# start of The records
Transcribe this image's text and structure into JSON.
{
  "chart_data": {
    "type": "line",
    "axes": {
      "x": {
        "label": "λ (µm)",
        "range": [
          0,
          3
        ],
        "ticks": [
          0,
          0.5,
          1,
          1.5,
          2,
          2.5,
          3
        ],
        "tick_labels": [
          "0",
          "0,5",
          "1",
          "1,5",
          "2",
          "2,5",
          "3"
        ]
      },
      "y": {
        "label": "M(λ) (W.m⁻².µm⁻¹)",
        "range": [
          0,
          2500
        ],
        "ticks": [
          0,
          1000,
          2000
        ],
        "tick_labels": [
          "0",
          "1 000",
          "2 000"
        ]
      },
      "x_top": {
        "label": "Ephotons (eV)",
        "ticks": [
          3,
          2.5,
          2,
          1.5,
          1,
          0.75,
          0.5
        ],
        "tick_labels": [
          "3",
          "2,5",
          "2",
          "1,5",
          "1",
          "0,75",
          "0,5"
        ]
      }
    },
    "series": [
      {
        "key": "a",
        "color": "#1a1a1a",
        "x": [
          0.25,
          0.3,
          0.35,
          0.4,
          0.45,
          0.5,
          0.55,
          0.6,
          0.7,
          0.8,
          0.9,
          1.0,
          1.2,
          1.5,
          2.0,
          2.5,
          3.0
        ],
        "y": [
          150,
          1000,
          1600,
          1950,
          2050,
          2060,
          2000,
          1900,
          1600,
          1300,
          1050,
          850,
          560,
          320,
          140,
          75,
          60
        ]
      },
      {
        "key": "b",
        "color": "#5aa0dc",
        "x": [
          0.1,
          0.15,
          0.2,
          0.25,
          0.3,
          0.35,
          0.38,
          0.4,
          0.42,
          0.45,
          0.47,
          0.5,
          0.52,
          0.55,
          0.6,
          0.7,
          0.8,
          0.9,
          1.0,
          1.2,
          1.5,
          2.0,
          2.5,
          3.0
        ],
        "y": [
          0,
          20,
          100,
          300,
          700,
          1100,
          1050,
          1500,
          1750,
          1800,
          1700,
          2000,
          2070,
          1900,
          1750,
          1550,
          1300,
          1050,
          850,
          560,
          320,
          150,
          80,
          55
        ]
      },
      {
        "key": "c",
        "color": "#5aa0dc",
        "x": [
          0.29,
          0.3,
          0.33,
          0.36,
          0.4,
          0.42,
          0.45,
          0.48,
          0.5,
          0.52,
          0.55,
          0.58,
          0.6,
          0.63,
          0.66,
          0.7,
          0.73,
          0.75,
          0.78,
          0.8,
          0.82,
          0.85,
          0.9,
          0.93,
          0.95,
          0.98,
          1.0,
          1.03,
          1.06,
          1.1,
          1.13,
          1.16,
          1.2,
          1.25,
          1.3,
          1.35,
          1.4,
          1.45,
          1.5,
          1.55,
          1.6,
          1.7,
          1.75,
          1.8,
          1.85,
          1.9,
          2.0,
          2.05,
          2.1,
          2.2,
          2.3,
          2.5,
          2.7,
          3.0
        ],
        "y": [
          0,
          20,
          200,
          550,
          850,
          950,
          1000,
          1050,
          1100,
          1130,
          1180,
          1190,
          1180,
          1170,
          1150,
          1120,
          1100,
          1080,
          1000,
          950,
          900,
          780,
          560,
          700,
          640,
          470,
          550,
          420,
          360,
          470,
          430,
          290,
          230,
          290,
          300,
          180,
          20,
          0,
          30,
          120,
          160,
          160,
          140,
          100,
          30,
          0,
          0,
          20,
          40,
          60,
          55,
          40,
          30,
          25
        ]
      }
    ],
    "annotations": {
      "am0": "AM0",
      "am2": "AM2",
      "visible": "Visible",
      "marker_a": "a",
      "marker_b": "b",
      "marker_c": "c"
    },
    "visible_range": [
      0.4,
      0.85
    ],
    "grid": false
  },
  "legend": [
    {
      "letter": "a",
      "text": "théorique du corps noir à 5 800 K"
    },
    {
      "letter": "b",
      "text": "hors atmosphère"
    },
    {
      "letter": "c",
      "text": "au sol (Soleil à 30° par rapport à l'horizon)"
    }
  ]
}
# end of The records
__Short exercise__.
Copy each line of the data above without altering a single character.

__Answer to the exercise__.
Transcribe this image's text and structure into JSON.
{
  "chart_data": {
    "type": "line",
    "axes": {
      "x": {
        "label": "λ (µm)",
        "range": [
          0,
          3
        ],
        "ticks": [
          0,
          0.5,
          1,
          1.5,
          2,
          2.5,
          3
        ],
        "tick_labels": [
          "0",
          "0,5",
          "1",
          "1,5",
          "2",
          "2,5",
          "3"
        ]
      },
      "y": {
        "label": "M(λ) (W.m⁻².µm⁻¹)",
        "range": [
          0,
          2500
        ],
        "ticks": [
          0,
          1000,
          2000
        ],
        "tick_labels": [
          "0",
          "1 000",
          "2 000"
        ]
      },
      "x_top": {
        "label": "Ephotons (eV)",
        "ticks": [
          3,
          2.5,
          2,
          1.5,
          1,
          0.75,
          0.5
        ],
        "tick_labels": [
          "3",
          "2,5",
          "2",
          "1,5",
          "1",
          "0,75",
          "0,5"
        ]
      }
    },
    "series": [
      {
        "key": "a",
        "color": "#1a1a1a",
        "x": [
          0.25,
          0.3,
          0.35,
          0.4,
          0.45,
          0.5,
          0.55,
          0.6,
          0.7,
          0.8,
          0.9,
          1.0,
          1.2,
          1.5,
          2.0,
          2.5,
          3.0
        ],
        "y": [
          150,
          1000,
          1600,
          1950,
          2050,
          2060,
          2000,
          1900,
          1600,
          1300,
          1050,
          850,
          560,
          320,
          140,
          75,
          60
        ]
      },
      {
        "key": "b",
        "color": "#5aa0dc",
        "x": [
          0.1,
          0.15,
          0.2,
          0.25,
          0.3,
          0.35,
          0.38,
          0.4,
          0.42,
          0.45,
          0.47,
          0.5,
          0.52,
          0.55,
          0.6,
          0.7,
          0.8,
          0.9,
          1.0,
          1.2,
          1.5,
          2.0,
          2.5,
          3.0
        ],
        "y": [
          0,
          20,
          100,
          300,
          700,
          1100,
          1050,
          1500,
          1750,
          1800,
          1700,
          2000,
          2070,
          1900,
          1750,
          1550,
          1300,
          1050,
          850,
          560,
          320,
          150,
          80,
          55
        ]
      },
      {
        "key": "c",
        "color": "#5aa0dc",
        "x": [
          0.29,
          0.3,
          0.33,
          0.36,
          0.4,
          0.42,
          0.45,
          0.48,
          0.5,
          0.52,
          0.55,
          0.58,
          0.6,
          0.63,
          0.66,
          0.7,
          0.73,
          0.75,
          0.78,
          0.8,
          0.82,
          0.85,
          0.9,
          0.93,
          0.95,
          0.98,
          1.0,
          1.03,
          1.06,
          1.1,
          1.13,
          1.16,
          1.2,
          1.25,
          1.3,
          1.35,
          1.4,
          1.45,
          1.5,
          1.55,
          1.6,
          1.7,
          1.75,
          1.8,
          1.85,
          1.9,
          2.0,
          2.05,
          2.1,
          2.2,
          2.3,
          2.5,
          2.7,
          3.0
        ],
        "y": [
          0,
          20,
          200,
          550,
          850,
          950,
          1000,
          1050,
          1100,
          1130,
          1180,
          1190,
          1180,
          1170,
          1150,
          1120,
          1100,
          1080,
          1000,
          950,
          900,
          780,
          560,
          700,
          640,
          470,
          550,
          420,
          360,
          470,
          430,
          290,
          230,
          290,
          300,
          180,
          20,
          0,
          30,
          120,
          160,
          160,
          140,
          100,
          30,
          0,
          0,
          20,
          40,
          60,
          55,
          40,
          30,
          25
        ]
      }
    ],
    "annotations": {
      "am0": "AM0",
      "am2": "AM2",
      "visible": "Visible",
      "marker_a": "a",
      "marker_b": "b",
      "marker_c": "c"
    },
    "visible_range": [
      0.4,
      0.85
    ],
    "grid": false
  },
  "legend": [
    {
      "letter": "a",
      "text": "théorique du corps noir à 5 800 K"
    },
    {
      "letter": "b",
      "text": "hors atmosphère"
    },
    {
      "letter": "c",
      "text": "au sol (Soleil à 30° par rapport à l'horizon)"
    }
  ]
}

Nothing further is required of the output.